Records from a collection:
## BEGIN

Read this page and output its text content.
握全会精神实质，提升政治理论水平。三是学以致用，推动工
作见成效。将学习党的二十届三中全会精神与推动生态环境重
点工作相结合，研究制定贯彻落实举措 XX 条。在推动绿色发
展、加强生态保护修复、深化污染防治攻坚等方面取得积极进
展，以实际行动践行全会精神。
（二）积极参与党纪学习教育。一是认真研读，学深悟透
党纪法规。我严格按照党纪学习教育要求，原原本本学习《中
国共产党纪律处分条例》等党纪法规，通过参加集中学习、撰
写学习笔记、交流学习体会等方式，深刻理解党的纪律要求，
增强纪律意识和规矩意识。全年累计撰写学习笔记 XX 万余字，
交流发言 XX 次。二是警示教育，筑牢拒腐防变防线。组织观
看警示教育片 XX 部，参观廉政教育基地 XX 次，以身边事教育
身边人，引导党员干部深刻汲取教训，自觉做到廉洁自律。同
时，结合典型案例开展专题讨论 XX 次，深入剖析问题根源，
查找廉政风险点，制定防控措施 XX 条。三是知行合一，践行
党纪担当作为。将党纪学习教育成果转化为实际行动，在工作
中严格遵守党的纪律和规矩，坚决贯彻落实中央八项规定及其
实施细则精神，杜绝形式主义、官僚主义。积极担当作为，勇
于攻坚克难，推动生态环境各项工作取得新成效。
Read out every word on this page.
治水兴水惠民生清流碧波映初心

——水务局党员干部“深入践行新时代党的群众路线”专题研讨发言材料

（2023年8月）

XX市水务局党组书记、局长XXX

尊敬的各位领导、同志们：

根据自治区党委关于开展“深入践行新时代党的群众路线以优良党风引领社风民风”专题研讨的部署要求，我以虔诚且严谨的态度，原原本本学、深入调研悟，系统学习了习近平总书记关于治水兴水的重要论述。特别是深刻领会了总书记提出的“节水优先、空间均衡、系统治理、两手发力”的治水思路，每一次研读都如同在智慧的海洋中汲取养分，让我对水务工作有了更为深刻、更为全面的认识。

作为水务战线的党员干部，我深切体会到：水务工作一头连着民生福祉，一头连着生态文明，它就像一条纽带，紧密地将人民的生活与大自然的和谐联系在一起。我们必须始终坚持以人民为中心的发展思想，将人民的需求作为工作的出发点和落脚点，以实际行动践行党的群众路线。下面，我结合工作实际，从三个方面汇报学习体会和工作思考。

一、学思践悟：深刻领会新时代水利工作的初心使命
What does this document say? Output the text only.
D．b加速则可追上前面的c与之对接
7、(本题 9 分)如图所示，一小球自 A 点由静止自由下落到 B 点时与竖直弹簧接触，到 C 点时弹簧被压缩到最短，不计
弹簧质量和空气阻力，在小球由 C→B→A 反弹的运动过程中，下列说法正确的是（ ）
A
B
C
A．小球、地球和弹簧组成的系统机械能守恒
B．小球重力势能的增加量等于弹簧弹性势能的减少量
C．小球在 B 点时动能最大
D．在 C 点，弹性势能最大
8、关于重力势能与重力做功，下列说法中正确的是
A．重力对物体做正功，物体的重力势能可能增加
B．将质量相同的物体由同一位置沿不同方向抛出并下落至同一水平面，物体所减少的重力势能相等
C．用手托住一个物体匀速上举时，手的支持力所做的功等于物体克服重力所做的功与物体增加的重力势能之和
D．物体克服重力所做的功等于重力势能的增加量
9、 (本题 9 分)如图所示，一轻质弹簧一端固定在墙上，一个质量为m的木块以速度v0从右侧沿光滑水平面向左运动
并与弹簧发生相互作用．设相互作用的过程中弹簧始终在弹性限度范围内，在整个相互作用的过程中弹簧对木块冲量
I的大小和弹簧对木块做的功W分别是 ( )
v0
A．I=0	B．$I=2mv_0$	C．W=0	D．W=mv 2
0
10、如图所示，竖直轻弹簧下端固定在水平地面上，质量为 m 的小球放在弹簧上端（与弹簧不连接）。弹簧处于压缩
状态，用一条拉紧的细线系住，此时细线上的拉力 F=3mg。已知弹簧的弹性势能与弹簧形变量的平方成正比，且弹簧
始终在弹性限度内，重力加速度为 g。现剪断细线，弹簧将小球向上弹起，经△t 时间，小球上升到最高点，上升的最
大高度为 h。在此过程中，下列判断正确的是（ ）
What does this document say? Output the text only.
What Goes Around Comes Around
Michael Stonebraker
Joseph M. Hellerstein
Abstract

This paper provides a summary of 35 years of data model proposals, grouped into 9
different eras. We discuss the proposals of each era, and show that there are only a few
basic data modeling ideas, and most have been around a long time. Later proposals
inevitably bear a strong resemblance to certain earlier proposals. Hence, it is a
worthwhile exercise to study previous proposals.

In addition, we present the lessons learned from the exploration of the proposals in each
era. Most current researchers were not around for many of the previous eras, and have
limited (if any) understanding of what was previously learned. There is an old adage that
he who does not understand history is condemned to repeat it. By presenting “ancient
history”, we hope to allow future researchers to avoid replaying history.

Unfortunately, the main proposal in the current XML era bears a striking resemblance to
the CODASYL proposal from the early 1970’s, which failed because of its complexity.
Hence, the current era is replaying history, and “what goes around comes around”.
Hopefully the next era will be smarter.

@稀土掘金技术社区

## END

**PROBLEM TO WORK ON**
Look through the material and copy each line that has "history".

**WRITTEN REPLY**
he who does not understand history is condemned to repeat it. By presenting “ancient
history”, we hope to allow future researchers to avoid replaying history.
Hence, the current era is replaying history, and “what goes around comes around”.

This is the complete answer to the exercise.